## Objective
The listing below should be written out exactly; please include all of it.

## Data listing
■ ■ ■ ■
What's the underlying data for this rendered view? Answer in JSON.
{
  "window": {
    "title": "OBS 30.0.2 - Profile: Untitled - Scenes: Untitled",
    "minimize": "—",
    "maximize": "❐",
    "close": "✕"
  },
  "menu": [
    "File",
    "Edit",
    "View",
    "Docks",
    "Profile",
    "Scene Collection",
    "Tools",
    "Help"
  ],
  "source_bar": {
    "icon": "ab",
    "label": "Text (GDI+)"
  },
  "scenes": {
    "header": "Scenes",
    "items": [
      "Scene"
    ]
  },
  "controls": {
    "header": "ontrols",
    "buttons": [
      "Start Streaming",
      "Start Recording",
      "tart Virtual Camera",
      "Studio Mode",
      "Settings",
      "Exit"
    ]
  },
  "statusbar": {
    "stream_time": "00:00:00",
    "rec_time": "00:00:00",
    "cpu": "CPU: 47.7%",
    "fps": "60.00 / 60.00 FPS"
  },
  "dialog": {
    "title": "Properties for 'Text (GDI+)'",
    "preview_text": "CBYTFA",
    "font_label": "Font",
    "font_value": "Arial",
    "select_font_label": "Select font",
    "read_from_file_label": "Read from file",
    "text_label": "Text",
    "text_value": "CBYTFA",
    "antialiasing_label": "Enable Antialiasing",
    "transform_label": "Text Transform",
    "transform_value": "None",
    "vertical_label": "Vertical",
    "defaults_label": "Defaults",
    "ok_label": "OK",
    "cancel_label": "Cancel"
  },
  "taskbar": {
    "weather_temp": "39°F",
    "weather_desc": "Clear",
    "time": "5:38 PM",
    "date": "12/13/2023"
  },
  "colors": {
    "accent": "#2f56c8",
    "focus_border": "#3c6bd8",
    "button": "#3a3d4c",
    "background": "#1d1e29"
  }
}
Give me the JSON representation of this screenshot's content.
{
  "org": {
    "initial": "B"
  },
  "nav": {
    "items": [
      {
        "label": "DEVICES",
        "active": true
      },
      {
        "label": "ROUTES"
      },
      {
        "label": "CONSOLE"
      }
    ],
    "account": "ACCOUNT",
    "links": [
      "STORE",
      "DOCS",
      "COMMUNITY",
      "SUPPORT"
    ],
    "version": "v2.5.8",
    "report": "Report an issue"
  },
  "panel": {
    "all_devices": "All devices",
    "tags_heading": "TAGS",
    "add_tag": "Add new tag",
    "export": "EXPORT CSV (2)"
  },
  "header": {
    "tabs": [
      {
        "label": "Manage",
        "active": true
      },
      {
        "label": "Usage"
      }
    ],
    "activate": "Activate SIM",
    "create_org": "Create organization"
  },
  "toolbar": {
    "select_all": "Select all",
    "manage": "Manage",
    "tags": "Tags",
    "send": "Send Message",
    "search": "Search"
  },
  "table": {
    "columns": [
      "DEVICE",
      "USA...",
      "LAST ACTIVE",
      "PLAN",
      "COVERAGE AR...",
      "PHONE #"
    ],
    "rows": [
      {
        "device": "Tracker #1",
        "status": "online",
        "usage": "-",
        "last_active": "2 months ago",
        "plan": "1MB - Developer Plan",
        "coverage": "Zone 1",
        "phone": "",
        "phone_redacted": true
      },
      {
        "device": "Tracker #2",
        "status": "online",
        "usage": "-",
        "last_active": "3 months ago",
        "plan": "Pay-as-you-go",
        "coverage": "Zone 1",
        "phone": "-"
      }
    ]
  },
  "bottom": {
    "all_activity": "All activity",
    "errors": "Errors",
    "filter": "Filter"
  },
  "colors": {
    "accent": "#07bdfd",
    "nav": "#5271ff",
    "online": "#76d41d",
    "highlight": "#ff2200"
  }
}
■ ■ ■ ■
## Answer to this exercise
What's the underlying data for this rendered view? Answer in JSON.
{
  "window": {
    "title": "OBS 30.0.2 - Profile: Untitled - Scenes: Untitled",
    "minimize": "—",
    "maximize": "❐",
    "close": "✕"
  },
  "menu": [
    "File",
    "Edit",
    "View",
    "Docks",
    "Profile",
    "Scene Collection",
    "Tools",
    "Help"
  ],
  "source_bar": {
    "icon": "ab",
    "label": "Text (GDI+)"
  },
  "scenes": {
    "header": "Scenes",
    "items": [
      "Scene"
    ]
  },
  "controls": {
    "header": "ontrols",
    "buttons": [
      "Start Streaming",
      "Start Recording",
      "tart Virtual Camera",
      "Studio Mode",
      "Settings",
      "Exit"
    ]
  },
  "statusbar": {
    "stream_time": "00:00:00",
    "rec_time": "00:00:00",
    "cpu": "CPU: 47.7%",
    "fps": "60.00 / 60.00 FPS"
  },
  "dialog": {
    "title": "Properties for 'Text (GDI+)'",
    "preview_text": "CBYTFA",
    "font_label": "Font",
    "font_value": "Arial",
    "select_font_label": "Select font",
    "read_from_file_label": "Read from file",
    "text_label": "Text",
    "text_value": "CBYTFA",
    "antialiasing_label": "Enable Antialiasing",
    "transform_label": "Text Transform",
    "transform_value": "None",
    "vertical_label": "Vertical",
    "defaults_label": "Defaults",
    "ok_label": "OK",
    "cancel_label": "Cancel"
  },
  "taskbar": {
    "weather_temp": "39°F",
    "weather_desc": "Clear",
    "time": "5:38 PM",
    "date": "12/13/2023"
  },
  "colors": {
    "accent": "#2f56c8",
    "focus_border": "#3c6bd8",
    "button": "#3a3d4c",
    "background": "#1d1e29"
  }
}
Give me the JSON representation of this screenshot's content.
{
  "org": {
    "initial": "B"
  },
  "nav": {
    "items": [
      {
        "label": "DEVICES",
        "active": true
      },
      {
        "label": "ROUTES"
      },
      {
        "label": "CONSOLE"
      }
    ],
    "account": "ACCOUNT",
    "links": [
      "STORE",
      "DOCS",
      "COMMUNITY",
      "SUPPORT"
    ],
    "version": "v2.5.8",
    "report": "Report an issue"
  },
  "panel": {
    "all_devices": "All devices",
    "tags_heading": "TAGS",
    "add_tag": "Add new tag",
    "export": "EXPORT CSV (2)"
  },
  "header": {
    "tabs": [
      {
        "label": "Manage",
        "active": true
      },
      {
        "label": "Usage"
      }
    ],
    "activate": "Activate SIM",
    "create_org": "Create organization"
  },
  "toolbar": {
    "select_all": "Select all",
    "manage": "Manage",
    "tags": "Tags",
    "send": "Send Message",
    "search": "Search"
  },
  "table": {
    "columns": [
      "DEVICE",
      "USA...",
      "LAST ACTIVE",
      "PLAN",
      "COVERAGE AR...",
      "PHONE #"
    ],
    "rows": [
      {
        "device": "Tracker #1",
        "status": "online",
        "usage": "-",
        "last_active": "2 months ago",
        "plan": "1MB - Developer Plan",
        "coverage": "Zone 1",
        "phone": "",
        "phone_redacted": true
      },
      {
        "device": "Tracker #2",
        "status": "online",
        "usage": "-",
        "last_active": "3 months ago",
        "plan": "Pay-as-you-go",
        "coverage": "Zone 1",
        "phone": "-"
      }
    ]
  },
  "bottom": {
    "all_activity": "All activity",
    "errors": "Errors",
    "filter": "Filter"
  },
  "colors": {
    "accent": "#07bdfd",
    "nav": "#5271ff",
    "online": "#76d41d",
    "highlight": "#ff2200"
  }
}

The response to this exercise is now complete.